▸ PROBLEM STATEMENT
Go through the data below. Pull out every line that has the word "тары".

[Dataset items]
_ _ _ _ _ _ _
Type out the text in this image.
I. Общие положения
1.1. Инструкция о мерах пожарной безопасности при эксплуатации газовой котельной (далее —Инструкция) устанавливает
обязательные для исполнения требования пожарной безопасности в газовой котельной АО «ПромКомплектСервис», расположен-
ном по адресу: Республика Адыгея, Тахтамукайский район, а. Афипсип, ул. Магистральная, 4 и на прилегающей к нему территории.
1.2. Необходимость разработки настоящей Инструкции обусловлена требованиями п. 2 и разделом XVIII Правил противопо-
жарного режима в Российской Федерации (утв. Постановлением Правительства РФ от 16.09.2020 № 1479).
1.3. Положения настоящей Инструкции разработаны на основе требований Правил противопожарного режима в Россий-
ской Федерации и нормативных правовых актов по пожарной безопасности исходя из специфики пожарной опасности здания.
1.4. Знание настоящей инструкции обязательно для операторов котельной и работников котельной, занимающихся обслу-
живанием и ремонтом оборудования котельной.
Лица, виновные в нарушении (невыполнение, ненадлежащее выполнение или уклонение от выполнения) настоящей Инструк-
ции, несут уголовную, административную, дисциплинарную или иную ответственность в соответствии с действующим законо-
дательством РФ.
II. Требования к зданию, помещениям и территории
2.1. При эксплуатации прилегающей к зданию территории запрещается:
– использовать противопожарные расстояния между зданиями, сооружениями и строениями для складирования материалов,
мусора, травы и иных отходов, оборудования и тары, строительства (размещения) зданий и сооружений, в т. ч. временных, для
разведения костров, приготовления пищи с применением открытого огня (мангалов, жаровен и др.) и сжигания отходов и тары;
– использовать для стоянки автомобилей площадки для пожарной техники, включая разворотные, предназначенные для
_ _ _ _ _ _ _
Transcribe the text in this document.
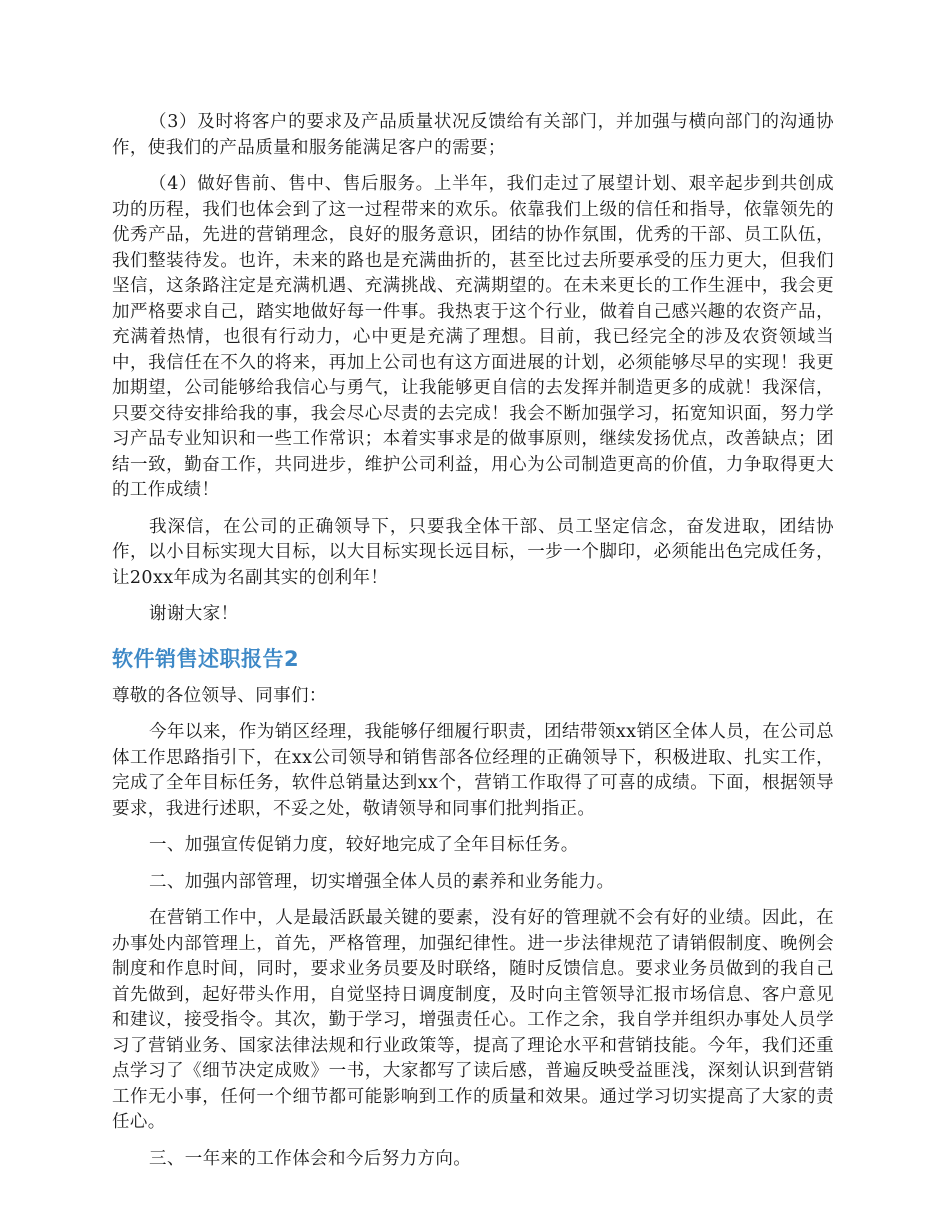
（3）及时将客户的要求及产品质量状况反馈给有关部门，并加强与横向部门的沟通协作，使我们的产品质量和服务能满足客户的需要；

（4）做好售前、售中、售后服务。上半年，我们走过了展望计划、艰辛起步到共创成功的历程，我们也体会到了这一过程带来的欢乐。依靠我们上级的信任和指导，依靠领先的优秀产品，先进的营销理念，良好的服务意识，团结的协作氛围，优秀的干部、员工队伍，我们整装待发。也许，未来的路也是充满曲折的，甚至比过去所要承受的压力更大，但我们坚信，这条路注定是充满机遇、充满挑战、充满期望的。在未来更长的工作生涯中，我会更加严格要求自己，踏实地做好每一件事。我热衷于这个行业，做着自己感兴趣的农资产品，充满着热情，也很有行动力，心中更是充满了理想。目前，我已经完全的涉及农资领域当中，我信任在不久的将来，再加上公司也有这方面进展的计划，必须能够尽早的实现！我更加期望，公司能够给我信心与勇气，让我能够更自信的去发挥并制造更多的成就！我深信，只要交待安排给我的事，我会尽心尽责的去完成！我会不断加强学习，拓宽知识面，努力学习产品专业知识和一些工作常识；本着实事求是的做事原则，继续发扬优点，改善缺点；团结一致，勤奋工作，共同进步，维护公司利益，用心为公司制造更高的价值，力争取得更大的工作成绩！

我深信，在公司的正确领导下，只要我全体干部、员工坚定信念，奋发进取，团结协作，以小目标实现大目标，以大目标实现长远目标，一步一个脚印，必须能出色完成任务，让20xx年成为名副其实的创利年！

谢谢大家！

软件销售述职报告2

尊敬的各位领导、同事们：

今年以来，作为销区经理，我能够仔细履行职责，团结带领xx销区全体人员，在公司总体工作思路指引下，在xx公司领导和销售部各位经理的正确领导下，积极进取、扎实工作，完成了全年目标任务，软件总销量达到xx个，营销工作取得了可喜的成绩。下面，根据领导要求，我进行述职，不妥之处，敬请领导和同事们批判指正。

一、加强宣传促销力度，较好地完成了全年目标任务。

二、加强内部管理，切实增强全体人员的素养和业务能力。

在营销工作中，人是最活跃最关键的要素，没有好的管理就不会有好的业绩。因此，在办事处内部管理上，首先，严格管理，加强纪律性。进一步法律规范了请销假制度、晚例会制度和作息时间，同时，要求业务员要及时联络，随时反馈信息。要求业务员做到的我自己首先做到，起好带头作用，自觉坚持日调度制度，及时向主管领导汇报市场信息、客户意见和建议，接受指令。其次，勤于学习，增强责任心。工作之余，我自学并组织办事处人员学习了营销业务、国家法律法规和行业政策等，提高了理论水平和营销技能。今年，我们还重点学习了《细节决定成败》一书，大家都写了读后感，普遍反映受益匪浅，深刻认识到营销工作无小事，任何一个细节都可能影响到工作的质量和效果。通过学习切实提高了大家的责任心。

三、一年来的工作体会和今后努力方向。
_ _ _ _ _ _ _
▸ SOLVED PROBLEM
мусора, травы и иных отходов, оборудования и тары, строительства (размещения) зданий и сооружений, в т. ч. временных, для
разведения костров, приготовления пищи с применением открытого огня (мангалов, жаровен и др.) и сжигания отходов и тары;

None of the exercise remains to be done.